Records from a dataset
::::::
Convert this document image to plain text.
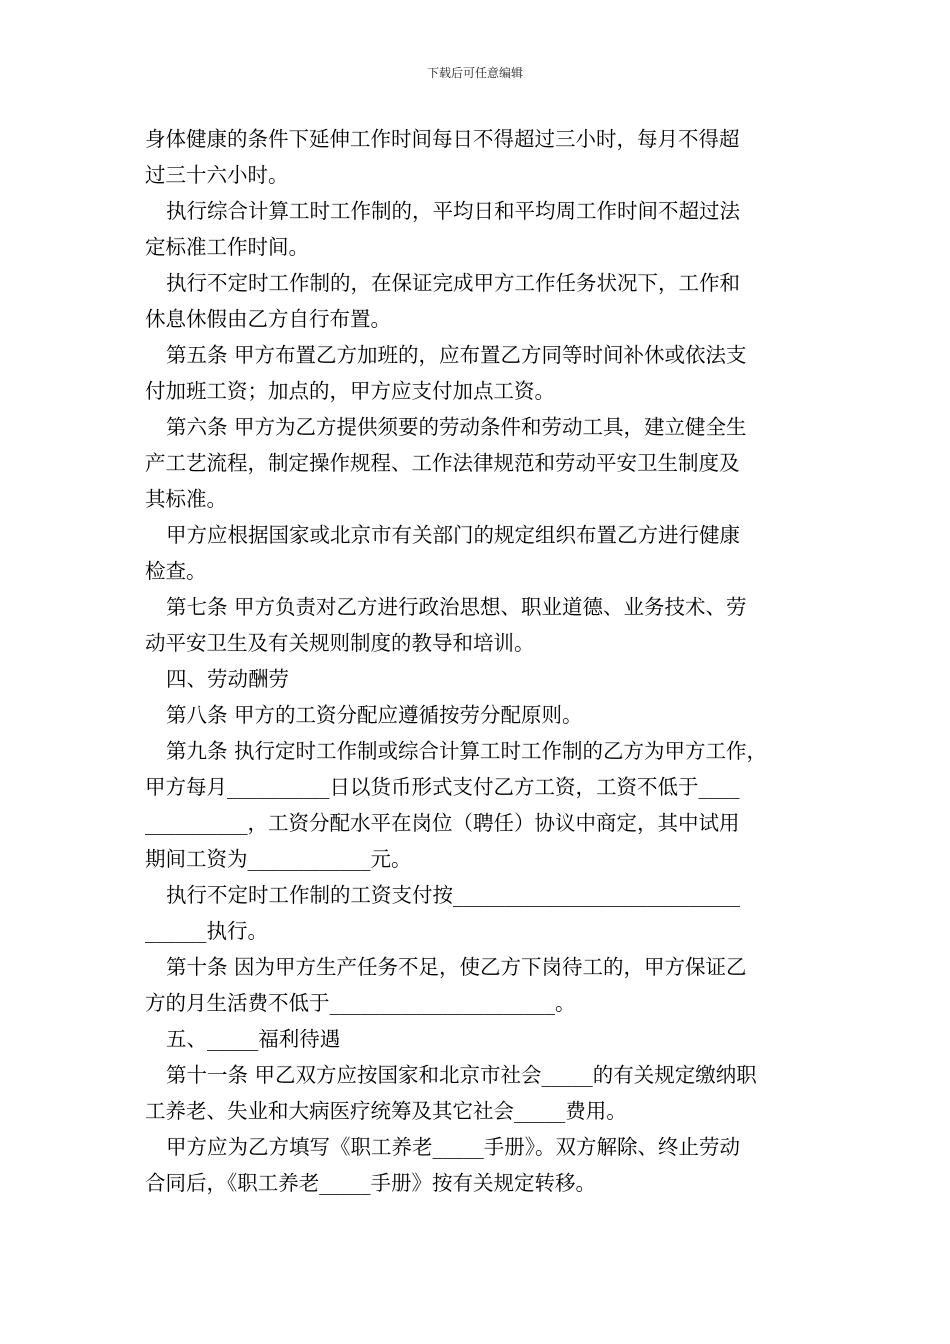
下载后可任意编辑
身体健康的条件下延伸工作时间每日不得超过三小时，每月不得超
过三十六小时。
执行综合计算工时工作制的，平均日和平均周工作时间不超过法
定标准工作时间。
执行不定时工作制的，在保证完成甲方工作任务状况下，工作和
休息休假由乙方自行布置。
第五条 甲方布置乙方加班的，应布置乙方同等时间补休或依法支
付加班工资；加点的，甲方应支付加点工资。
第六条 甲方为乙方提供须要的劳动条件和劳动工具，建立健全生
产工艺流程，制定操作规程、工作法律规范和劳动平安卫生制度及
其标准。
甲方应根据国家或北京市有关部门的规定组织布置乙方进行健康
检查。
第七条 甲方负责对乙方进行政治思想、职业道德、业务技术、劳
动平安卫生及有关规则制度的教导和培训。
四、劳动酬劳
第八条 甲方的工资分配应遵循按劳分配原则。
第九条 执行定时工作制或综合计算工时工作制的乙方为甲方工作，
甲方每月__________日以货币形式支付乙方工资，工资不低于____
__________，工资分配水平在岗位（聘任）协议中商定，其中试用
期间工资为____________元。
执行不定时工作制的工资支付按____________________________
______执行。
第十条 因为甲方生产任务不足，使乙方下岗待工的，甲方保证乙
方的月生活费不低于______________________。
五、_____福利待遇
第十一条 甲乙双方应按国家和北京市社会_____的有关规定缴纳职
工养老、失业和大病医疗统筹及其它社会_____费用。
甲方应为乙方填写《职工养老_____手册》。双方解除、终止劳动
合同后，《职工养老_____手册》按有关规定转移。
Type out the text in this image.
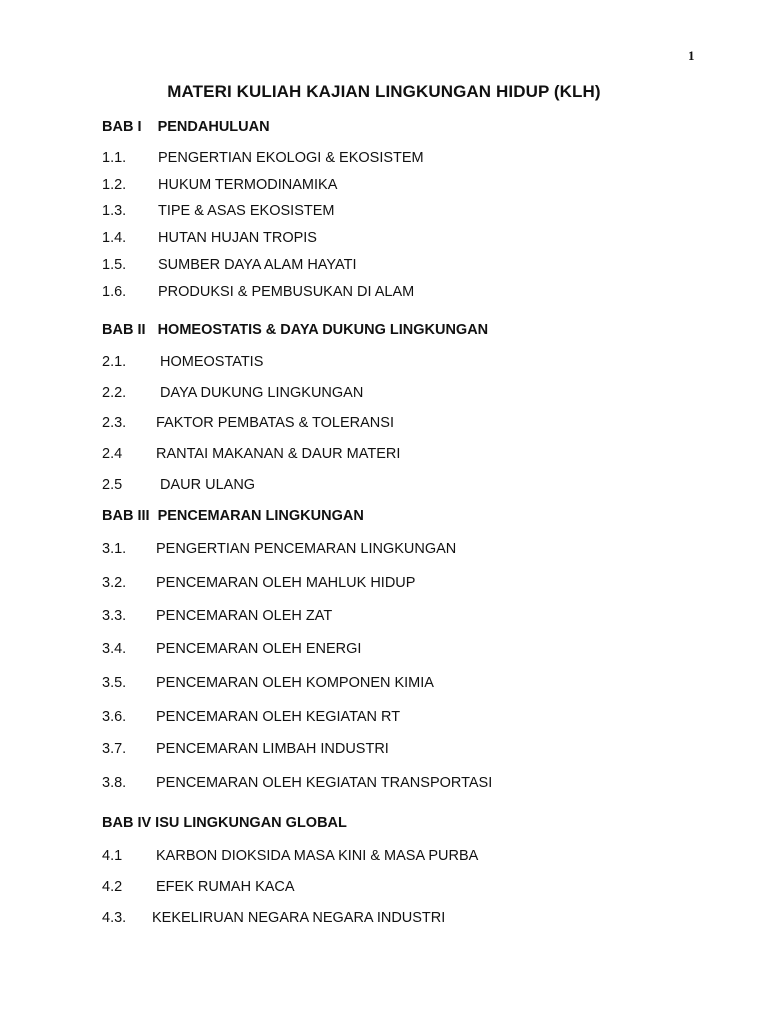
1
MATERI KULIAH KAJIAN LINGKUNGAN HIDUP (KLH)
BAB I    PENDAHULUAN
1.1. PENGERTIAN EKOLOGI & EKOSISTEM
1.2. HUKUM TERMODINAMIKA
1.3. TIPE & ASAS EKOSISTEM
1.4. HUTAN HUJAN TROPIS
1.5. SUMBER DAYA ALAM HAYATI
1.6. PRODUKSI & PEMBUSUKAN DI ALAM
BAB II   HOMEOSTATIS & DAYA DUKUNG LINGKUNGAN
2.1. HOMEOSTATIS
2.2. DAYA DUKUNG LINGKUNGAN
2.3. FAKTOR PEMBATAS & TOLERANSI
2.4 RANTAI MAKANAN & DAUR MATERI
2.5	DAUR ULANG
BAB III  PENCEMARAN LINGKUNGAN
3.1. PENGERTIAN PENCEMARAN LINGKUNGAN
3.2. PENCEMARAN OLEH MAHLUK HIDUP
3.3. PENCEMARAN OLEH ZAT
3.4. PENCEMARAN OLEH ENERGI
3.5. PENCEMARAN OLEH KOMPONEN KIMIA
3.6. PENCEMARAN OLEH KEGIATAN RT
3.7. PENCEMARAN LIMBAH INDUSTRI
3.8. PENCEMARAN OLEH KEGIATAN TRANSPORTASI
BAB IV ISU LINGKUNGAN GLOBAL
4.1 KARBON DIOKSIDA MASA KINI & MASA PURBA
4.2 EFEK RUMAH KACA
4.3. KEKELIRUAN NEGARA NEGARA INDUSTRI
::::::
● **Given exercise**
Print out the whole of the material word for word, without pictures.

● **Result for this exercise**
Convert this document image to plain text.
下载后可任意编辑
身体健康的条件下延伸工作时间每日不得超过三小时，每月不得超
过三十六小时。
执行综合计算工时工作制的，平均日和平均周工作时间不超过法
定标准工作时间。
执行不定时工作制的，在保证完成甲方工作任务状况下，工作和
休息休假由乙方自行布置。
第五条 甲方布置乙方加班的，应布置乙方同等时间补休或依法支
付加班工资；加点的，甲方应支付加点工资。
第六条 甲方为乙方提供须要的劳动条件和劳动工具，建立健全生
产工艺流程，制定操作规程、工作法律规范和劳动平安卫生制度及
其标准。
甲方应根据国家或北京市有关部门的规定组织布置乙方进行健康
检查。
第七条 甲方负责对乙方进行政治思想、职业道德、业务技术、劳
动平安卫生及有关规则制度的教导和培训。
四、劳动酬劳
第八条 甲方的工资分配应遵循按劳分配原则。
第九条 执行定时工作制或综合计算工时工作制的乙方为甲方工作，
甲方每月__________日以货币形式支付乙方工资，工资不低于____
__________，工资分配水平在岗位（聘任）协议中商定，其中试用
期间工资为____________元。
执行不定时工作制的工资支付按____________________________
______执行。
第十条 因为甲方生产任务不足，使乙方下岗待工的，甲方保证乙
方的月生活费不低于______________________。
五、_____福利待遇
第十一条 甲乙双方应按国家和北京市社会_____的有关规定缴纳职
工养老、失业和大病医疗统筹及其它社会_____费用。
甲方应为乙方填写《职工养老_____手册》。双方解除、终止劳动
合同后，《职工养老_____手册》按有关规定转移。
Type out the text in this image.
1
MATERI KULIAH KAJIAN LINGKUNGAN HIDUP (KLH)
BAB I    PENDAHULUAN
1.1. PENGERTIAN EKOLOGI & EKOSISTEM
1.2. HUKUM TERMODINAMIKA
1.3. TIPE & ASAS EKOSISTEM
1.4. HUTAN HUJAN TROPIS
1.5. SUMBER DAYA ALAM HAYATI
1.6. PRODUKSI & PEMBUSUKAN DI ALAM
BAB II   HOMEOSTATIS & DAYA DUKUNG LINGKUNGAN
2.1. HOMEOSTATIS
2.2. DAYA DUKUNG LINGKUNGAN
2.3. FAKTOR PEMBATAS & TOLERANSI
2.4 RANTAI MAKANAN & DAUR MATERI
2.5	DAUR ULANG
BAB III  PENCEMARAN LINGKUNGAN
3.1. PENGERTIAN PENCEMARAN LINGKUNGAN
3.2. PENCEMARAN OLEH MAHLUK HIDUP
3.3. PENCEMARAN OLEH ZAT
3.4. PENCEMARAN OLEH ENERGI
3.5. PENCEMARAN OLEH KOMPONEN KIMIA
3.6. PENCEMARAN OLEH KEGIATAN RT
3.7. PENCEMARAN LIMBAH INDUSTRI
3.8. PENCEMARAN OLEH KEGIATAN TRANSPORTASI
BAB IV ISU LINGKUNGAN GLOBAL
4.1 KARBON DIOKSIDA MASA KINI & MASA PURBA
4.2 EFEK RUMAH KACA
4.3. KEKELIRUAN NEGARA NEGARA INDUSTRI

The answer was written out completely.